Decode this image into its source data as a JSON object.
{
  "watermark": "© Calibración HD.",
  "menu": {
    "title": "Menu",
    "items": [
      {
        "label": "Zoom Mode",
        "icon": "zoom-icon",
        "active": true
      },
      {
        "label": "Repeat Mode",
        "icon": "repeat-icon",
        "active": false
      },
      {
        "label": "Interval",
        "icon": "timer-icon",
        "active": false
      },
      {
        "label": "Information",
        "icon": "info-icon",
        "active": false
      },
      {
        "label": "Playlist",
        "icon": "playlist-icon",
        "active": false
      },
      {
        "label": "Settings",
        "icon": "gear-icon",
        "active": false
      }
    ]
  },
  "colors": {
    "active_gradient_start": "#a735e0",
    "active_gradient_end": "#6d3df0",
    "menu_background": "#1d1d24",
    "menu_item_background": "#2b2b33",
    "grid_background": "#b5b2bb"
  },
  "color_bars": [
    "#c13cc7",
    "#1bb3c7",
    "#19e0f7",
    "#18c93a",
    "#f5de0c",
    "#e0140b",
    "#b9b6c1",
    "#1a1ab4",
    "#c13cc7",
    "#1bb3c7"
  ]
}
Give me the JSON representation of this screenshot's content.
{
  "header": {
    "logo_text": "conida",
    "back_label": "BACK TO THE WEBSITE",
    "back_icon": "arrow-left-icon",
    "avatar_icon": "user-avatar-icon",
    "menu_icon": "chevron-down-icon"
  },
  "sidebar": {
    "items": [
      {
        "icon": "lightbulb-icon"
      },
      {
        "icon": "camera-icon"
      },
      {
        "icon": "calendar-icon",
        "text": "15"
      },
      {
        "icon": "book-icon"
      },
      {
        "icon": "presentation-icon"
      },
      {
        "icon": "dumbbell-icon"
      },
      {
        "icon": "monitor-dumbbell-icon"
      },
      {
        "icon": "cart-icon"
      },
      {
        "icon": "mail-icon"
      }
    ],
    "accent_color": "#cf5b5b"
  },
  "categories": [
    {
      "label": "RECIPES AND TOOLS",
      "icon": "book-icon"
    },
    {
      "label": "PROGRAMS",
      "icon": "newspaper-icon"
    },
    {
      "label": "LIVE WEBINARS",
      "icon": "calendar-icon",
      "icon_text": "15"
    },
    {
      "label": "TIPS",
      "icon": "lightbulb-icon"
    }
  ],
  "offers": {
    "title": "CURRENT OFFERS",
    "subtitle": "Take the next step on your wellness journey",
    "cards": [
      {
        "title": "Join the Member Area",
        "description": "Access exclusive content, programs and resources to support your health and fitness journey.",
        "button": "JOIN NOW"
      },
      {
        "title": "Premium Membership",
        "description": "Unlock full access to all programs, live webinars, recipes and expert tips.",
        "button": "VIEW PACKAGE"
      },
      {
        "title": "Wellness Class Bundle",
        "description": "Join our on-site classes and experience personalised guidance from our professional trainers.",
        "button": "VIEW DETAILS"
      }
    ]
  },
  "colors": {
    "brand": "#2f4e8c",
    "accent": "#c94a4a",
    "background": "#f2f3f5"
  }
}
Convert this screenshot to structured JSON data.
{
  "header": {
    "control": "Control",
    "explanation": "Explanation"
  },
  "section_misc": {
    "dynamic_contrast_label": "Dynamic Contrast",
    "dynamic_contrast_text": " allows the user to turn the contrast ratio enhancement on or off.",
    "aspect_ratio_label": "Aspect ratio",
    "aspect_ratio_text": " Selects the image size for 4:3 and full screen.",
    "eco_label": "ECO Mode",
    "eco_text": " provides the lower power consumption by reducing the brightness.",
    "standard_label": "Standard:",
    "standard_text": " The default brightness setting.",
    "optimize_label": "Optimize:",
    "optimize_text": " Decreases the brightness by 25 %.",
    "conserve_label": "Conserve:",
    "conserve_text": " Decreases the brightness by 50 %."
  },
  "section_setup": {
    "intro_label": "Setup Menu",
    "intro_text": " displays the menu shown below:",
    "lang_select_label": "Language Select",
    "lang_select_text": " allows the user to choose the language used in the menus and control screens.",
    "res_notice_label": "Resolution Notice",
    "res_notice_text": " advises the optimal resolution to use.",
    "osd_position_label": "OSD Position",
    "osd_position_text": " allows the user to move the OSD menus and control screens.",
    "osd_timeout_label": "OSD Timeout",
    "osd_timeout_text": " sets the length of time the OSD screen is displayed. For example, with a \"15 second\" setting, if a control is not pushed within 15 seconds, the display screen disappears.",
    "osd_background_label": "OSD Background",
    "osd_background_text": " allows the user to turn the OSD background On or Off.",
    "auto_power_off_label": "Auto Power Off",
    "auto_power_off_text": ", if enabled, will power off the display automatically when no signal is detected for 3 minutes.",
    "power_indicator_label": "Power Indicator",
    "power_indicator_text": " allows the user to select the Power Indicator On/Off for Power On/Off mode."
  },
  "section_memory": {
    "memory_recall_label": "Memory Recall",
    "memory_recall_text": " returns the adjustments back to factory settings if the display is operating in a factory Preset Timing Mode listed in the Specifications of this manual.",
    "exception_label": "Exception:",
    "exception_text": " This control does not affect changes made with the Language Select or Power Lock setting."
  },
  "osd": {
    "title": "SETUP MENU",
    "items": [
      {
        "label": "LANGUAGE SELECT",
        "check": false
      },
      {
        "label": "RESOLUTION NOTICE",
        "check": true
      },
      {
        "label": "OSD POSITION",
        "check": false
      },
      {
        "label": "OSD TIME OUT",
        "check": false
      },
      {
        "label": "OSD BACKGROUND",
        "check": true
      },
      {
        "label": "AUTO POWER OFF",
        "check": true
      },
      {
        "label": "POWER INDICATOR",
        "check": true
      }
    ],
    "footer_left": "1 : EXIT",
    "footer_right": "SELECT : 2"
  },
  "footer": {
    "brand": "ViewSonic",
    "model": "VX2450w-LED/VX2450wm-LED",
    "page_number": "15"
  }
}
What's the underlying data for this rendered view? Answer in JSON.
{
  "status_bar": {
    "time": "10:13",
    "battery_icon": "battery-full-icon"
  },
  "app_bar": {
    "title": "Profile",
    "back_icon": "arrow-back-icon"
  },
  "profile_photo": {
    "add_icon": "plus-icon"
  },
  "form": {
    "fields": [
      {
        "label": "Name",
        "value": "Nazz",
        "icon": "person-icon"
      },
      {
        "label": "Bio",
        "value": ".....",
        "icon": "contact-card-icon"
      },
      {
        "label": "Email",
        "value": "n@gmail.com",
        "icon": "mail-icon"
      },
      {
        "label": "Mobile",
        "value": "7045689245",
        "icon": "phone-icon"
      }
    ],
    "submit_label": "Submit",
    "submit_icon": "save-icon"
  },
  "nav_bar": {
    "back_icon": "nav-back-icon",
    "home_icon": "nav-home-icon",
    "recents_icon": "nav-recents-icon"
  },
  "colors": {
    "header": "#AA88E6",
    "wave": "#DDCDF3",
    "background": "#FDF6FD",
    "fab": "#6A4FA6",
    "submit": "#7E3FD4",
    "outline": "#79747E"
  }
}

★ ★ ★ ★ ★

### Exercise task
Your task is to extract the lines running from the one with "What's the underlying" to the end of the material, inclusive, copying each exactly and adding nothing.

### Written solution
What's the underlying data for this rendered view? Answer in JSON.
{
  "status_bar": {
    "time": "10:13",
    "battery_icon": "battery-full-icon"
  },
  "app_bar": {
    "title": "Profile",
    "back_icon": "arrow-back-icon"
  },
  "profile_photo": {
    "add_icon": "plus-icon"
  },
  "form": {
    "fields": [
      {
        "label": "Name",
        "value": "Nazz",
        "icon": "person-icon"
      },
      {
        "label": "Bio",
        "value": ".....",
        "icon": "contact-card-icon"
      },
      {
        "label": "Email",
        "value": "n@gmail.com",
        "icon": "mail-icon"
      },
      {
        "label": "Mobile",
        "value": "7045689245",
        "icon": "phone-icon"
      }
    ],
    "submit_label": "Submit",
    "submit_icon": "save-icon"
  },
  "nav_bar": {
    "back_icon": "nav-back-icon",
    "home_icon": "nav-home-icon",
    "recents_icon": "nav-recents-icon"
  },
  "colors": {
    "header": "#AA88E6",
    "wave": "#DDCDF3",
    "background": "#FDF6FD",
    "fab": "#6A4FA6",
    "submit": "#7E3FD4",
    "outline": "#79747E"
  }
}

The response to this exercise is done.